Reproduce every record below exactly as written, but leave out any pictures.

:: RECORDS SHOWN ::
---

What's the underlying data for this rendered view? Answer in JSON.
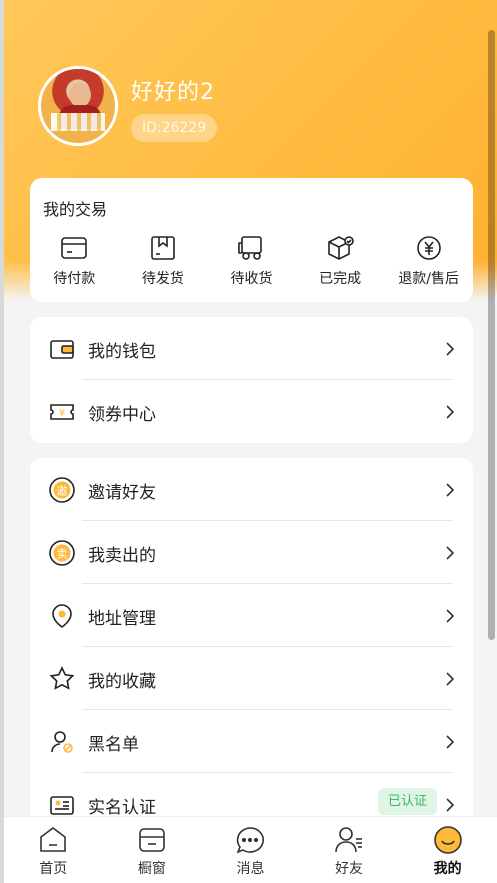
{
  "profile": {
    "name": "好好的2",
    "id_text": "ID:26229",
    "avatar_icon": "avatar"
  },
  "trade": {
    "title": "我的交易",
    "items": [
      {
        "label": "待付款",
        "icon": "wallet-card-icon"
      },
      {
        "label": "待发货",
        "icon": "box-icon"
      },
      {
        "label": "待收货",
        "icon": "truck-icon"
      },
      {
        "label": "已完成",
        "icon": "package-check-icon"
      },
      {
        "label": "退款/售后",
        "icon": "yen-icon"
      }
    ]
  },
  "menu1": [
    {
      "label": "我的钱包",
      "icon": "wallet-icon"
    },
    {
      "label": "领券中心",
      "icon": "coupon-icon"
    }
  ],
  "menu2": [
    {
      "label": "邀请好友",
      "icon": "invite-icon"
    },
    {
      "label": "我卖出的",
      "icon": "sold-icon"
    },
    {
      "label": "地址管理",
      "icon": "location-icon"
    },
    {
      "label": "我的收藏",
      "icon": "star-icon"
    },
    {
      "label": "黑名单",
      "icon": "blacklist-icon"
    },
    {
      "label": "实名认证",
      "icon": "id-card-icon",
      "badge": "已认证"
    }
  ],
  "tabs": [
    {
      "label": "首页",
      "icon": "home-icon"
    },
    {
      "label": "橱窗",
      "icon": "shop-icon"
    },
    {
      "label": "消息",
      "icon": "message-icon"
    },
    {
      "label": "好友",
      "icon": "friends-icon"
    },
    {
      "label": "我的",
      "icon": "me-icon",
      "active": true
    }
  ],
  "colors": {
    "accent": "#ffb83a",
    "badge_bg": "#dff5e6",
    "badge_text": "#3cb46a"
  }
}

---

:: WRITTEN SOLUTION ::
What's the underlying data for this rendered view? Answer in JSON.
{
  "profile": {
    "name": "好好的2",
    "id_text": "ID:26229",
    "avatar_icon": "avatar"
  },
  "trade": {
    "title": "我的交易",
    "items": [
      {
        "label": "待付款",
        "icon": "wallet-card-icon"
      },
      {
        "label": "待发货",
        "icon": "box-icon"
      },
      {
        "label": "待收货",
        "icon": "truck-icon"
      },
      {
        "label": "已完成",
        "icon": "package-check-icon"
      },
      {
        "label": "退款/售后",
        "icon": "yen-icon"
      }
    ]
  },
  "menu1": [
    {
      "label": "我的钱包",
      "icon": "wallet-icon"
    },
    {
      "label": "领券中心",
      "icon": "coupon-icon"
    }
  ],
  "menu2": [
    {
      "label": "邀请好友",
      "icon": "invite-icon"
    },
    {
      "label": "我卖出的",
      "icon": "sold-icon"
    },
    {
      "label": "地址管理",
      "icon": "location-icon"
    },
    {
      "label": "我的收藏",
      "icon": "star-icon"
    },
    {
      "label": "黑名单",
      "icon": "blacklist-icon"
    },
    {
      "label": "实名认证",
      "icon": "id-card-icon",
      "badge": "已认证"
    }
  ],
  "tabs": [
    {
      "label": "首页",
      "icon": "home-icon"
    },
    {
      "label": "橱窗",
      "icon": "shop-icon"
    },
    {
      "label": "消息",
      "icon": "message-icon"
    },
    {
      "label": "好友",
      "icon": "friends-icon"
    },
    {
      "label": "我的",
      "icon": "me-icon",
      "active": true
    }
  ],
  "colors": {
    "accent": "#ffb83a",
    "badge_bg": "#dff5e6",
    "badge_text": "#3cb46a"
  }
}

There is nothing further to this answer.